**Requirements**
Quote every line of the material beneath this one.

**Provided entries**
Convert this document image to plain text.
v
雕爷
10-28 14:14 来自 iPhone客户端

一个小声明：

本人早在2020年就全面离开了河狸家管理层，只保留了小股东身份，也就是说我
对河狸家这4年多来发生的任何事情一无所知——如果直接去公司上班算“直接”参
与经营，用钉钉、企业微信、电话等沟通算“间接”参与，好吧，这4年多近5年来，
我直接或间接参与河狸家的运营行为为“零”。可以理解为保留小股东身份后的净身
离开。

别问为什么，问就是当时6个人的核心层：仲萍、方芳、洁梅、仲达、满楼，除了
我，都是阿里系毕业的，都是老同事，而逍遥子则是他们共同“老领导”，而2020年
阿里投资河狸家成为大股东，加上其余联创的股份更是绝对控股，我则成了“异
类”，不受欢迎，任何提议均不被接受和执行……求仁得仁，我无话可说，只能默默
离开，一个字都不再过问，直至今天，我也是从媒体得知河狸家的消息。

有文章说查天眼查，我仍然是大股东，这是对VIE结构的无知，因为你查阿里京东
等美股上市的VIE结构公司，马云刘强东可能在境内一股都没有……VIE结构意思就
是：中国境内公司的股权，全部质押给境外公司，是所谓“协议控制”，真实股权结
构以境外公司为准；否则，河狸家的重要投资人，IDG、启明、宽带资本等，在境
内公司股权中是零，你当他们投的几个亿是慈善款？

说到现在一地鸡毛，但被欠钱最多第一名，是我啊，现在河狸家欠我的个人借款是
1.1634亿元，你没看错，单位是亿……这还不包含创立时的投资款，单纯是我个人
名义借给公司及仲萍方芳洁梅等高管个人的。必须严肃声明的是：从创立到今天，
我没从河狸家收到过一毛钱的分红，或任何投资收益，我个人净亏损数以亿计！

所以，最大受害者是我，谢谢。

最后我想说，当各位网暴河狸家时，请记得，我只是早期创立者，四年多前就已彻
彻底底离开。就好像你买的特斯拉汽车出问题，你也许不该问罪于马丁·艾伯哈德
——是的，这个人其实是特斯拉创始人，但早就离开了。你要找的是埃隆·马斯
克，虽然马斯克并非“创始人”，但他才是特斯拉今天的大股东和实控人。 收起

**Output of the task**
Convert this document image to plain text.
v
雕爷
10-28 14:14 来自 iPhone客户端

一个小声明：

本人早在2020年就全面离开了河狸家管理层，只保留了小股东身份，也就是说我
对河狸家这4年多来发生的任何事情一无所知——如果直接去公司上班算“直接”参
与经营，用钉钉、企业微信、电话等沟通算“间接”参与，好吧，这4年多近5年来，
我直接或间接参与河狸家的运营行为为“零”。可以理解为保留小股东身份后的净身
离开。

别问为什么，问就是当时6个人的核心层：仲萍、方芳、洁梅、仲达、满楼，除了
我，都是阿里系毕业的，都是老同事，而逍遥子则是他们共同“老领导”，而2020年
阿里投资河狸家成为大股东，加上其余联创的股份更是绝对控股，我则成了“异
类”，不受欢迎，任何提议均不被接受和执行……求仁得仁，我无话可说，只能默默
离开，一个字都不再过问，直至今天，我也是从媒体得知河狸家的消息。

有文章说查天眼查，我仍然是大股东，这是对VIE结构的无知，因为你查阿里京东
等美股上市的VIE结构公司，马云刘强东可能在境内一股都没有……VIE结构意思就
是：中国境内公司的股权，全部质押给境外公司，是所谓“协议控制”，真实股权结
构以境外公司为准；否则，河狸家的重要投资人，IDG、启明、宽带资本等，在境
内公司股权中是零，你当他们投的几个亿是慈善款？

说到现在一地鸡毛，但被欠钱最多第一名，是我啊，现在河狸家欠我的个人借款是
1.1634亿元，你没看错，单位是亿……这还不包含创立时的投资款，单纯是我个人
名义借给公司及仲萍方芳洁梅等高管个人的。必须严肃声明的是：从创立到今天，
我没从河狸家收到过一毛钱的分红，或任何投资收益，我个人净亏损数以亿计！

所以，最大受害者是我，谢谢。

最后我想说，当各位网暴河狸家时，请记得，我只是早期创立者，四年多前就已彻
彻底底离开。就好像你买的特斯拉汽车出问题，你也许不该问罪于马丁·艾伯哈德
——是的，这个人其实是特斯拉创始人，但早就离开了。你要找的是埃隆·马斯
克，虽然马斯克并非“创始人”，但他才是特斯拉今天的大股东和实控人。 收起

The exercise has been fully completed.